(Dataset rows about figures)
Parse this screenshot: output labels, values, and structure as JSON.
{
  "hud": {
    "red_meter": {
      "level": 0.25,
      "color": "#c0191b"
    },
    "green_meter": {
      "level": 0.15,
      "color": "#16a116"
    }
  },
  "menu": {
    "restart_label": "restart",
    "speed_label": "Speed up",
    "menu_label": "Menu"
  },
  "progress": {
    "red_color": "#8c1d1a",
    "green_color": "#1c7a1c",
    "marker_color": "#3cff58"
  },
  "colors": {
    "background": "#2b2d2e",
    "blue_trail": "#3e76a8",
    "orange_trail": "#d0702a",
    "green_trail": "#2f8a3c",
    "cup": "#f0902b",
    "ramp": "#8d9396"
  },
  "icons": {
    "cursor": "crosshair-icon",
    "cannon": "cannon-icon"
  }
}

* * *

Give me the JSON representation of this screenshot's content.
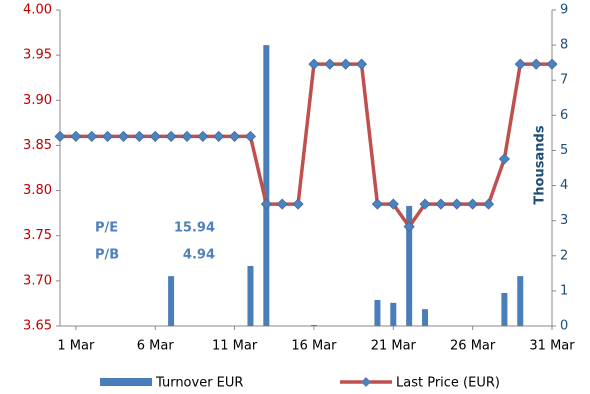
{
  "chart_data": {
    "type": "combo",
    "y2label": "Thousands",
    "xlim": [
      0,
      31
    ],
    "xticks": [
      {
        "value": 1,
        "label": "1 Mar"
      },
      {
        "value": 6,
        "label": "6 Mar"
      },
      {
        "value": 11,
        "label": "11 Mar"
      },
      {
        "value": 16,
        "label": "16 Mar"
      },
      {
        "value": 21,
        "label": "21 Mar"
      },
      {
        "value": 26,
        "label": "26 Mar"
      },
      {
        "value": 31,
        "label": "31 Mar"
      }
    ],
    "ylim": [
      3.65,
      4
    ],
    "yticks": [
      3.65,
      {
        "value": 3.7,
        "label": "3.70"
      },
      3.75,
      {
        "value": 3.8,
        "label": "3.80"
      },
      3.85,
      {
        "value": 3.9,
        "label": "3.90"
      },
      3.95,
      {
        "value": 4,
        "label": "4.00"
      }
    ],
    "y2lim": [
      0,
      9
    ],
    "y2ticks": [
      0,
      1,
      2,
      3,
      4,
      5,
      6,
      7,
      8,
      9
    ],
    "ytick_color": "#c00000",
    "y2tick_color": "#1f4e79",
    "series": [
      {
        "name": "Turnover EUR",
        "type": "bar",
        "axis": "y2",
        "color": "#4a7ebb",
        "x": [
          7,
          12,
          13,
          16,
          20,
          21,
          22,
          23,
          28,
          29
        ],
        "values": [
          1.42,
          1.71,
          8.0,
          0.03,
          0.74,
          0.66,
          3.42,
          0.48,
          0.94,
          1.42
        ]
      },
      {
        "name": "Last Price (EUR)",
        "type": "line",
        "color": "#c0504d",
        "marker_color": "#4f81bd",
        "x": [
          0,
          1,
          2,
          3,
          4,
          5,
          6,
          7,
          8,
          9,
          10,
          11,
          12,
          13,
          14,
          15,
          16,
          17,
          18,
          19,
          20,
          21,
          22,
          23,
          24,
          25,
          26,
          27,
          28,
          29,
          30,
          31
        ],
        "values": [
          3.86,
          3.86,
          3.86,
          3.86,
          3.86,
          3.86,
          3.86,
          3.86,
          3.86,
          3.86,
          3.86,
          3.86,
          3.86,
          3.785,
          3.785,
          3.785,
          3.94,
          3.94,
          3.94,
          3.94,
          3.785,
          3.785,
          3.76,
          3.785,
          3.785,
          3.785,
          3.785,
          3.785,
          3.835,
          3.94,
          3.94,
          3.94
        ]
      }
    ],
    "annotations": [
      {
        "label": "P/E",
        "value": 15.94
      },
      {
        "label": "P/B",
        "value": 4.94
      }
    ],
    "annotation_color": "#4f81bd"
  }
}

* * *

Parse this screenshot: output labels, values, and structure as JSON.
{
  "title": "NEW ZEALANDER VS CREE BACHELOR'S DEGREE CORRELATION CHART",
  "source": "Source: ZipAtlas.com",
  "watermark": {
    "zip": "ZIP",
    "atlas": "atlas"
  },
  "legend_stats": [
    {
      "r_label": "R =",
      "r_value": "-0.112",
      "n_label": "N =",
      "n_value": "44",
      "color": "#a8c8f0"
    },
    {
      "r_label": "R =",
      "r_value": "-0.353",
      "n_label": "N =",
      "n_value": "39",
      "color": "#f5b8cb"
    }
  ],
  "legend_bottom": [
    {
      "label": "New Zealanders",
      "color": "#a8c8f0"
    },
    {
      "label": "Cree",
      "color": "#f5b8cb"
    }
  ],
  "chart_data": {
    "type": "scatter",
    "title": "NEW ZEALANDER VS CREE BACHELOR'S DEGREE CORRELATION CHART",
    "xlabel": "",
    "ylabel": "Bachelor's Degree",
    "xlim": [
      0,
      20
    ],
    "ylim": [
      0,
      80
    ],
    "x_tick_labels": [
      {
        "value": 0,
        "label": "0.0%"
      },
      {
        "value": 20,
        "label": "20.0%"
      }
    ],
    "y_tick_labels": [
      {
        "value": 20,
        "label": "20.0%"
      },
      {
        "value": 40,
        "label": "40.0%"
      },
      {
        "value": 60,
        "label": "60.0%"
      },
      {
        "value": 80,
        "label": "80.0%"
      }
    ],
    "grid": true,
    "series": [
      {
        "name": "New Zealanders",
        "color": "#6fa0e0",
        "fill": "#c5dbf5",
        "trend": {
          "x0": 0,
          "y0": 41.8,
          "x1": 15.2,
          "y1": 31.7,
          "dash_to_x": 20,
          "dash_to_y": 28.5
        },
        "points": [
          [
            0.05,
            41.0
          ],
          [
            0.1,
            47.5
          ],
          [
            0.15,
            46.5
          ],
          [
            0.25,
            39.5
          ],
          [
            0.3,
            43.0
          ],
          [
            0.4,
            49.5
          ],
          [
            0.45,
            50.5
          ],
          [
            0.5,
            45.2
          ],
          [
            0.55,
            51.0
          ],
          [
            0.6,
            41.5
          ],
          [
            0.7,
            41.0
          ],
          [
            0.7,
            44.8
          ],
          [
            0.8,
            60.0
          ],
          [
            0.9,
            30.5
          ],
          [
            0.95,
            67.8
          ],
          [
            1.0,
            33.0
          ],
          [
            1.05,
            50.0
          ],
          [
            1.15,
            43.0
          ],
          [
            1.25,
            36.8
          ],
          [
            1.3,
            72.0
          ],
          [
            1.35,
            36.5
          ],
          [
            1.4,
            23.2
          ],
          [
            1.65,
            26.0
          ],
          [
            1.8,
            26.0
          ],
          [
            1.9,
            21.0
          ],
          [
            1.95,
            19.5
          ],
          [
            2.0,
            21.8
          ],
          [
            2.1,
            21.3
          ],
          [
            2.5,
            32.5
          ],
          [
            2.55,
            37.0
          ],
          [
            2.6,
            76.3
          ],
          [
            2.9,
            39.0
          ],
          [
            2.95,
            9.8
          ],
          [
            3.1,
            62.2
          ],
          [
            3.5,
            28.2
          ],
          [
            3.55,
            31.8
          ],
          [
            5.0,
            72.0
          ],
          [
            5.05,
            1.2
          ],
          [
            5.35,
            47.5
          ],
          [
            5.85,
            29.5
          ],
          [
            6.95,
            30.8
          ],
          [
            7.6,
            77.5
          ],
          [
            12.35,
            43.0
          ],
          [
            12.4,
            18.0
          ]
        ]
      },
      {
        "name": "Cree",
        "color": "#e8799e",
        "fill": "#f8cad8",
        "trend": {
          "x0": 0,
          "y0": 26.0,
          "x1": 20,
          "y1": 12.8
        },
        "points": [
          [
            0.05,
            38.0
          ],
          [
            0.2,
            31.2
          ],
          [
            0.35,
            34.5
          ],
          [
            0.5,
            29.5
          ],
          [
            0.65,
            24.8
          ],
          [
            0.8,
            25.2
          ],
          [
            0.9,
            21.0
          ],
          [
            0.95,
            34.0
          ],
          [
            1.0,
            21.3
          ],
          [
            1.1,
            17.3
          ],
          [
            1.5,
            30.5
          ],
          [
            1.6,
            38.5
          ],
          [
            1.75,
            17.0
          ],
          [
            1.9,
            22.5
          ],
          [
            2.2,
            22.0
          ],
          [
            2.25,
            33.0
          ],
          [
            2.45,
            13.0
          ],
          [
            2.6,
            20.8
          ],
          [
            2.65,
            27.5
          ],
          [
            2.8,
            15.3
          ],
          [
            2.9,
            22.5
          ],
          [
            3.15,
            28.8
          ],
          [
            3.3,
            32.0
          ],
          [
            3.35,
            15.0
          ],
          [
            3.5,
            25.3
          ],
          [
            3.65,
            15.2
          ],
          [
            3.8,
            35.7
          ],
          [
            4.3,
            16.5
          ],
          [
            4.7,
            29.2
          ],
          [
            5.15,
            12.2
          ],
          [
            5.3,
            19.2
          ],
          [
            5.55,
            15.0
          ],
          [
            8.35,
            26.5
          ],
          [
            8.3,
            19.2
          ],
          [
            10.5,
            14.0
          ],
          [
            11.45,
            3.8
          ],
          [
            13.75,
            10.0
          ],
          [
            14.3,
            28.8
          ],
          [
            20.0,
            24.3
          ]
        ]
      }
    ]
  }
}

**TO BE DONE**
Search the listing for the string "name". Copy each line where it turns up.

**SOLUTION FOR THIS EXERCISE**
        "name": "Turnover EUR",
        "name": "Last Price (EUR)",
        "name": "New Zealanders",
        "name": "Cree",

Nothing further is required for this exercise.